REQUIRED WORK — Give back every entry below, unchanged.

____________________

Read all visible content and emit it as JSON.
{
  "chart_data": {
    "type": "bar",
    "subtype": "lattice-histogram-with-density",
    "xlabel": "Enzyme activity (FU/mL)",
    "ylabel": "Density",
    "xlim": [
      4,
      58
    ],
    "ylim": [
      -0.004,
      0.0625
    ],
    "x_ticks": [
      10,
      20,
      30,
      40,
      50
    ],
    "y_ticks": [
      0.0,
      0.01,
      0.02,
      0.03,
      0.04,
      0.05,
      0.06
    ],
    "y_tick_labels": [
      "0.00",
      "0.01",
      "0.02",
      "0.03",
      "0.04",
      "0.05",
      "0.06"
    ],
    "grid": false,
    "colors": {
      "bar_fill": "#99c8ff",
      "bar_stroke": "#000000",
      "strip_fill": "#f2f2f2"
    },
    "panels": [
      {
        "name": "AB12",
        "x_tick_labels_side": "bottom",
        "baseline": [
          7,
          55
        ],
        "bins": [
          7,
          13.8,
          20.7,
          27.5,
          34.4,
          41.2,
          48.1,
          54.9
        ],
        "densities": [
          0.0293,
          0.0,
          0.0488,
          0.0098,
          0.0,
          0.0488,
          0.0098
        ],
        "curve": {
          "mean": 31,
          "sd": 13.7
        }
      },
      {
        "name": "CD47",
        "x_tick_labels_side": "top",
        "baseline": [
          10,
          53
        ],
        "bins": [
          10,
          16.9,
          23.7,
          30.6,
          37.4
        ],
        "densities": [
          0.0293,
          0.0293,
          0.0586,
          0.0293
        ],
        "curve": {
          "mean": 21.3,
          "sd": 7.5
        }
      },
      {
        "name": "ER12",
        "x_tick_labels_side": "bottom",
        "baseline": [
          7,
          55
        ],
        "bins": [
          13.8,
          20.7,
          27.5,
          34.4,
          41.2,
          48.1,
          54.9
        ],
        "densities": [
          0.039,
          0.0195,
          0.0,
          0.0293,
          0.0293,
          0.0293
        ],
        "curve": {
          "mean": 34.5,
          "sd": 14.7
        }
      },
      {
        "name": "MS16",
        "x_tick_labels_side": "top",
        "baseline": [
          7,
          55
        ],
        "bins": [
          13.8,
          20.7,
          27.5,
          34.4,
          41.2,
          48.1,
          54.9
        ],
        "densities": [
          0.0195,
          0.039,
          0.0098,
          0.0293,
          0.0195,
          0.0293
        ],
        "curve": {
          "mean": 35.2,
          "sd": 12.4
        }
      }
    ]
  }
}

____________________

RESPONSE —
Read all visible content and emit it as JSON.
{
  "chart_data": {
    "type": "bar",
    "subtype": "lattice-histogram-with-density",
    "xlabel": "Enzyme activity (FU/mL)",
    "ylabel": "Density",
    "xlim": [
      4,
      58
    ],
    "ylim": [
      -0.004,
      0.0625
    ],
    "x_ticks": [
      10,
      20,
      30,
      40,
      50
    ],
    "y_ticks": [
      0.0,
      0.01,
      0.02,
      0.03,
      0.04,
      0.05,
      0.06
    ],
    "y_tick_labels": [
      "0.00",
      "0.01",
      "0.02",
      "0.03",
      "0.04",
      "0.05",
      "0.06"
    ],
    "grid": false,
    "colors": {
      "bar_fill": "#99c8ff",
      "bar_stroke": "#000000",
      "strip_fill": "#f2f2f2"
    },
    "panels": [
      {
        "name": "AB12",
        "x_tick_labels_side": "bottom",
        "baseline": [
          7,
          55
        ],
        "bins": [
          7,
          13.8,
          20.7,
          27.5,
          34.4,
          41.2,
          48.1,
          54.9
        ],
        "densities": [
          0.0293,
          0.0,
          0.0488,
          0.0098,
          0.0,
          0.0488,
          0.0098
        ],
        "curve": {
          "mean": 31,
          "sd": 13.7
        }
      },
      {
        "name": "CD47",
        "x_tick_labels_side": "top",
        "baseline": [
          10,
          53
        ],
        "bins": [
          10,
          16.9,
          23.7,
          30.6,
          37.4
        ],
        "densities": [
          0.0293,
          0.0293,
          0.0586,
          0.0293
        ],
        "curve": {
          "mean": 21.3,
          "sd": 7.5
        }
      },
      {
        "name": "ER12",
        "x_tick_labels_side": "bottom",
        "baseline": [
          7,
          55
        ],
        "bins": [
          13.8,
          20.7,
          27.5,
          34.4,
          41.2,
          48.1,
          54.9
        ],
        "densities": [
          0.039,
          0.0195,
          0.0,
          0.0293,
          0.0293,
          0.0293
        ],
        "curve": {
          "mean": 34.5,
          "sd": 14.7
        }
      },
      {
        "name": "MS16",
        "x_tick_labels_side": "top",
        "baseline": [
          7,
          55
        ],
        "bins": [
          13.8,
          20.7,
          27.5,
          34.4,
          41.2,
          48.1,
          54.9
        ],
        "densities": [
          0.0195,
          0.039,
          0.0098,
          0.0293,
          0.0195,
          0.0293
        ],
        "curve": {
          "mean": 35.2,
          "sd": 12.4
        }
      }
    ]
  }
}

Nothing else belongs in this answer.